[Chart and figure data]
★ ★ ★ ★

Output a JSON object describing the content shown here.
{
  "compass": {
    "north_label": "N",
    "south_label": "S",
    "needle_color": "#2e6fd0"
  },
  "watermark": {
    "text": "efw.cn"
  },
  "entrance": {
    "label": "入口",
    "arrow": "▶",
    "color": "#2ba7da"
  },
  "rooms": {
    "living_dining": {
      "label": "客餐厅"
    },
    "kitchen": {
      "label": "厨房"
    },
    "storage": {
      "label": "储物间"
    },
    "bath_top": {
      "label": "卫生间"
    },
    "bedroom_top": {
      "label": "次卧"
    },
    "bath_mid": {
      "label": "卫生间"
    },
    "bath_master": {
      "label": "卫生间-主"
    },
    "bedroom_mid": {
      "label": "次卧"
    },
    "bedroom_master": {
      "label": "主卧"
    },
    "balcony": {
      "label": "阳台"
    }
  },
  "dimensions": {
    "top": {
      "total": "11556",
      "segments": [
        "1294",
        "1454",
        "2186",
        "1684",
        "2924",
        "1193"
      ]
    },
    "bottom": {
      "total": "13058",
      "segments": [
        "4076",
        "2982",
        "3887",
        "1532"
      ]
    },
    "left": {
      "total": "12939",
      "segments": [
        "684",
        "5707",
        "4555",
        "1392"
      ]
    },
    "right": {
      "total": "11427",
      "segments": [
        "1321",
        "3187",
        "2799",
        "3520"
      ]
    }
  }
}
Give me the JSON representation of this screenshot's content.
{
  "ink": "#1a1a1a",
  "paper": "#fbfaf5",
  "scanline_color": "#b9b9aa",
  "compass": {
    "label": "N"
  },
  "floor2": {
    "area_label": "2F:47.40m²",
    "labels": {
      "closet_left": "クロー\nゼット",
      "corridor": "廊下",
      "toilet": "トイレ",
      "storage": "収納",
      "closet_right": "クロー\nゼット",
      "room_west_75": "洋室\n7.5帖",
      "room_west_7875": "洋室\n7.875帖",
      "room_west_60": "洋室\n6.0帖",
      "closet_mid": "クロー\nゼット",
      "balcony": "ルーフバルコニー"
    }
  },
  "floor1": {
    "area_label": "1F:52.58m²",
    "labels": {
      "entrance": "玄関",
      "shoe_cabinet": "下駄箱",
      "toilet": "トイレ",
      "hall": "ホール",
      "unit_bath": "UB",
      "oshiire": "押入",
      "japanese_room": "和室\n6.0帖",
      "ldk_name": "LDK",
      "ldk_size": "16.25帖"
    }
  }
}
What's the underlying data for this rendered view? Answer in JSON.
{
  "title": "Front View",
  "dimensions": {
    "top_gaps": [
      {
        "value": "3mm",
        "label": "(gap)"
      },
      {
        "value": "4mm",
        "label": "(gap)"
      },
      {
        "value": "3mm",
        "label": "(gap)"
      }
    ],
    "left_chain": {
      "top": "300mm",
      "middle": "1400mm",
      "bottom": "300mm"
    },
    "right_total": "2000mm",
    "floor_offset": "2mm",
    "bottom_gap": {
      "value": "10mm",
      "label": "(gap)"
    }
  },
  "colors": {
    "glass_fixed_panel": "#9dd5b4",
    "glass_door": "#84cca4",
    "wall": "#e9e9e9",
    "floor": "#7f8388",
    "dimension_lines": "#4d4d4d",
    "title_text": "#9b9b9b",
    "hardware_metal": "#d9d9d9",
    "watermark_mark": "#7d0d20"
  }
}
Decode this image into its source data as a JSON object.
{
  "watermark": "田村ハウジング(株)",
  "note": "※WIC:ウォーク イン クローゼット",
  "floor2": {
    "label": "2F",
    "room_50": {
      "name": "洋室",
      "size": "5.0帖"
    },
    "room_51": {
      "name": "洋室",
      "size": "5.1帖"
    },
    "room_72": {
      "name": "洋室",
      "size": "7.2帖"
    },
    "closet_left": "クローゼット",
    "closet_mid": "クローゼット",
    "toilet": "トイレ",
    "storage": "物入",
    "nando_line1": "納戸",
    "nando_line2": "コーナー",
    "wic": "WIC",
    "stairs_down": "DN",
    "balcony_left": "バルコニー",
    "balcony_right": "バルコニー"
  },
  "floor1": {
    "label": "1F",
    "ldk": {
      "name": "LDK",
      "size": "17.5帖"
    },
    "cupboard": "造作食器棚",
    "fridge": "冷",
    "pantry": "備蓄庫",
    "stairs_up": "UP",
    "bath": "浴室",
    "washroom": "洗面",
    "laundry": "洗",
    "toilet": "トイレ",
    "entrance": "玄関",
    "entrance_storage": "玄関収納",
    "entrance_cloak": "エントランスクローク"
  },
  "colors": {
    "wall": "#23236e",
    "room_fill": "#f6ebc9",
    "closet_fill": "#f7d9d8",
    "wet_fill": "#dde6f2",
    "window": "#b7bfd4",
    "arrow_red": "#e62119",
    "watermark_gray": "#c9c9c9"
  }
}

★ ★ ★ ★

WHAT YOU HAVE TO DO: Show every line in the records above that contains the word "nゼット".

EXERCISE RESPONSE:
      "closet_left": "クロー\nゼット",
      "closet_right": "クロー\nゼット",
      "closet_mid": "クロー\nゼット",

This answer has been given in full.